**Objective**
Each entry below must be repeated word for word.

Part of a data file:
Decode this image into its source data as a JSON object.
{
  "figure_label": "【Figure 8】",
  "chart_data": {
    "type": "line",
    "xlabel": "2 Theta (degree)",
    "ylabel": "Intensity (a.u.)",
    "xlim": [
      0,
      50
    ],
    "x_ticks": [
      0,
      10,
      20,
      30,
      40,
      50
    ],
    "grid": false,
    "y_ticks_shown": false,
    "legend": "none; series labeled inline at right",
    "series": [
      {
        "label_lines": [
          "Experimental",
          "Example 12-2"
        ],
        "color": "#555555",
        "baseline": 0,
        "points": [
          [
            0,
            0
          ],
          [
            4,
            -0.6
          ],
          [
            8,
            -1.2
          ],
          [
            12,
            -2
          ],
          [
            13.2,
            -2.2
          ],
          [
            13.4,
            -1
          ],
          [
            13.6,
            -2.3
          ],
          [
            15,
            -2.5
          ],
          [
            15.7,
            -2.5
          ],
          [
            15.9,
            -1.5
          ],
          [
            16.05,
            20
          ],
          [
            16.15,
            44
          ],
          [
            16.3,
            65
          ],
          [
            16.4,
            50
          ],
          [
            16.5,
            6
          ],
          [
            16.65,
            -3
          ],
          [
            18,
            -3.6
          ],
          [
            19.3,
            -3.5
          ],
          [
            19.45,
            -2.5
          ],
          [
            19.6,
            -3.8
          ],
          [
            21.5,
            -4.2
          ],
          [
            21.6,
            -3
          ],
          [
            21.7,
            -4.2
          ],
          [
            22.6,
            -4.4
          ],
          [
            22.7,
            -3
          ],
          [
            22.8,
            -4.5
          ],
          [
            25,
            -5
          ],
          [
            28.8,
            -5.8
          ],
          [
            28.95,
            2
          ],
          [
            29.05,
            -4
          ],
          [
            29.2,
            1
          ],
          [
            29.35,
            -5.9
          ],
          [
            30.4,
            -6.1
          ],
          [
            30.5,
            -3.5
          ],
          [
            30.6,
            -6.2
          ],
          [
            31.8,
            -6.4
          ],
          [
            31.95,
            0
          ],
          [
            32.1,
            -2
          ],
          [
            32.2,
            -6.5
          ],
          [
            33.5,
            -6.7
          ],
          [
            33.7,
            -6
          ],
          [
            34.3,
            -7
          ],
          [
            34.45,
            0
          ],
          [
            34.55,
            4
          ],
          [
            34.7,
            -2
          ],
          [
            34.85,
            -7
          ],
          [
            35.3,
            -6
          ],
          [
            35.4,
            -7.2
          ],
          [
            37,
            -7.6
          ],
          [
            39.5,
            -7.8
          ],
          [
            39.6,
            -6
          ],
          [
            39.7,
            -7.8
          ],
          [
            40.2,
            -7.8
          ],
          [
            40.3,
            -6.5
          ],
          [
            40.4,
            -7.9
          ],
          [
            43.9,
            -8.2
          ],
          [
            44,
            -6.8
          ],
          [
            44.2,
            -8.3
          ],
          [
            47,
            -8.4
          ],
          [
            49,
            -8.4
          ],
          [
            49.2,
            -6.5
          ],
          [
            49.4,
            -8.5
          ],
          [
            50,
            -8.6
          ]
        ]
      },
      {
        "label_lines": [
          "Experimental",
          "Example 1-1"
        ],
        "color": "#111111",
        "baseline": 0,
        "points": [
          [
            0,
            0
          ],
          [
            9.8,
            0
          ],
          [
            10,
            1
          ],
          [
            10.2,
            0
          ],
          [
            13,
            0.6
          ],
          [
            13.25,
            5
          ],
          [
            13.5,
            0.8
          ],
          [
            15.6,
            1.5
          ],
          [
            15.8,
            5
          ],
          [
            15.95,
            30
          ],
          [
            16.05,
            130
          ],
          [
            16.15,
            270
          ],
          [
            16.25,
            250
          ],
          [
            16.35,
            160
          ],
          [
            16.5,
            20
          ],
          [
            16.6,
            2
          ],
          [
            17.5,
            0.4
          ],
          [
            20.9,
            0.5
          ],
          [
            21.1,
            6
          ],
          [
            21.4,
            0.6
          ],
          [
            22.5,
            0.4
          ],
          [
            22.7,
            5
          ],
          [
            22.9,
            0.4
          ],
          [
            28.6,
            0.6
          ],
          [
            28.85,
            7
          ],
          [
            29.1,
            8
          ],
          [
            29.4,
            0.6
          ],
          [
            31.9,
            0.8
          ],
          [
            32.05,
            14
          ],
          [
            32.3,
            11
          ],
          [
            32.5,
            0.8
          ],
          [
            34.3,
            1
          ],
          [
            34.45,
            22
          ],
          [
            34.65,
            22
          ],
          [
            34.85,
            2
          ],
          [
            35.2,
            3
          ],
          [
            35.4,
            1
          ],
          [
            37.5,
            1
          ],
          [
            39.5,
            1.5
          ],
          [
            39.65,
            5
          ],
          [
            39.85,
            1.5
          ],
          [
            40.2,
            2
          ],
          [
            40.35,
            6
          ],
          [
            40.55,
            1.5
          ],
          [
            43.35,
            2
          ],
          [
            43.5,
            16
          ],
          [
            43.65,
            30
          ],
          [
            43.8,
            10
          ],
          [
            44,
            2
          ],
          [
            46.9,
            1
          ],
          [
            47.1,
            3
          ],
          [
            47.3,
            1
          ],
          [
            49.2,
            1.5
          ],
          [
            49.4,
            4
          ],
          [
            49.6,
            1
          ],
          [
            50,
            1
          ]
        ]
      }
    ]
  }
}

**Response for this exercise**
Decode this image into its source data as a JSON object.
{
  "figure_label": "【Figure 8】",
  "chart_data": {
    "type": "line",
    "xlabel": "2 Theta (degree)",
    "ylabel": "Intensity (a.u.)",
    "xlim": [
      0,
      50
    ],
    "x_ticks": [
      0,
      10,
      20,
      30,
      40,
      50
    ],
    "grid": false,
    "y_ticks_shown": false,
    "legend": "none; series labeled inline at right",
    "series": [
      {
        "label_lines": [
          "Experimental",
          "Example 12-2"
        ],
        "color": "#555555",
        "baseline": 0,
        "points": [
          [
            0,
            0
          ],
          [
            4,
            -0.6
          ],
          [
            8,
            -1.2
          ],
          [
            12,
            -2
          ],
          [
            13.2,
            -2.2
          ],
          [
            13.4,
            -1
          ],
          [
            13.6,
            -2.3
          ],
          [
            15,
            -2.5
          ],
          [
            15.7,
            -2.5
          ],
          [
            15.9,
            -1.5
          ],
          [
            16.05,
            20
          ],
          [
            16.15,
            44
          ],
          [
            16.3,
            65
          ],
          [
            16.4,
            50
          ],
          [
            16.5,
            6
          ],
          [
            16.65,
            -3
          ],
          [
            18,
            -3.6
          ],
          [
            19.3,
            -3.5
          ],
          [
            19.45,
            -2.5
          ],
          [
            19.6,
            -3.8
          ],
          [
            21.5,
            -4.2
          ],
          [
            21.6,
            -3
          ],
          [
            21.7,
            -4.2
          ],
          [
            22.6,
            -4.4
          ],
          [
            22.7,
            -3
          ],
          [
            22.8,
            -4.5
          ],
          [
            25,
            -5
          ],
          [
            28.8,
            -5.8
          ],
          [
            28.95,
            2
          ],
          [
            29.05,
            -4
          ],
          [
            29.2,
            1
          ],
          [
            29.35,
            -5.9
          ],
          [
            30.4,
            -6.1
          ],
          [
            30.5,
            -3.5
          ],
          [
            30.6,
            -6.2
          ],
          [
            31.8,
            -6.4
          ],
          [
            31.95,
            0
          ],
          [
            32.1,
            -2
          ],
          [
            32.2,
            -6.5
          ],
          [
            33.5,
            -6.7
          ],
          [
            33.7,
            -6
          ],
          [
            34.3,
            -7
          ],
          [
            34.45,
            0
          ],
          [
            34.55,
            4
          ],
          [
            34.7,
            -2
          ],
          [
            34.85,
            -7
          ],
          [
            35.3,
            -6
          ],
          [
            35.4,
            -7.2
          ],
          [
            37,
            -7.6
          ],
          [
            39.5,
            -7.8
          ],
          [
            39.6,
            -6
          ],
          [
            39.7,
            -7.8
          ],
          [
            40.2,
            -7.8
          ],
          [
            40.3,
            -6.5
          ],
          [
            40.4,
            -7.9
          ],
          [
            43.9,
            -8.2
          ],
          [
            44,
            -6.8
          ],
          [
            44.2,
            -8.3
          ],
          [
            47,
            -8.4
          ],
          [
            49,
            -8.4
          ],
          [
            49.2,
            -6.5
          ],
          [
            49.4,
            -8.5
          ],
          [
            50,
            -8.6
          ]
        ]
      },
      {
        "label_lines": [
          "Experimental",
          "Example 1-1"
        ],
        "color": "#111111",
        "baseline": 0,
        "points": [
          [
            0,
            0
          ],
          [
            9.8,
            0
          ],
          [
            10,
            1
          ],
          [
            10.2,
            0
          ],
          [
            13,
            0.6
          ],
          [
            13.25,
            5
          ],
          [
            13.5,
            0.8
          ],
          [
            15.6,
            1.5
          ],
          [
            15.8,
            5
          ],
          [
            15.95,
            30
          ],
          [
            16.05,
            130
          ],
          [
            16.15,
            270
          ],
          [
            16.25,
            250
          ],
          [
            16.35,
            160
          ],
          [
            16.5,
            20
          ],
          [
            16.6,
            2
          ],
          [
            17.5,
            0.4
          ],
          [
            20.9,
            0.5
          ],
          [
            21.1,
            6
          ],
          [
            21.4,
            0.6
          ],
          [
            22.5,
            0.4
          ],
          [
            22.7,
            5
          ],
          [
            22.9,
            0.4
          ],
          [
            28.6,
            0.6
          ],
          [
            28.85,
            7
          ],
          [
            29.1,
            8
          ],
          [
            29.4,
            0.6
          ],
          [
            31.9,
            0.8
          ],
          [
            32.05,
            14
          ],
          [
            32.3,
            11
          ],
          [
            32.5,
            0.8
          ],
          [
            34.3,
            1
          ],
          [
            34.45,
            22
          ],
          [
            34.65,
            22
          ],
          [
            34.85,
            2
          ],
          [
            35.2,
            3
          ],
          [
            35.4,
            1
          ],
          [
            37.5,
            1
          ],
          [
            39.5,
            1.5
          ],
          [
            39.65,
            5
          ],
          [
            39.85,
            1.5
          ],
          [
            40.2,
            2
          ],
          [
            40.35,
            6
          ],
          [
            40.55,
            1.5
          ],
          [
            43.35,
            2
          ],
          [
            43.5,
            16
          ],
          [
            43.65,
            30
          ],
          [
            43.8,
            10
          ],
          [
            44,
            2
          ],
          [
            46.9,
            1
          ],
          [
            47.1,
            3
          ],
          [
            47.3,
            1
          ],
          [
            49.2,
            1.5
          ],
          [
            49.4,
            4
          ],
          [
            49.6,
            1
          ],
          [
            50,
            1
          ]
        ]
      }
    ]
  }
}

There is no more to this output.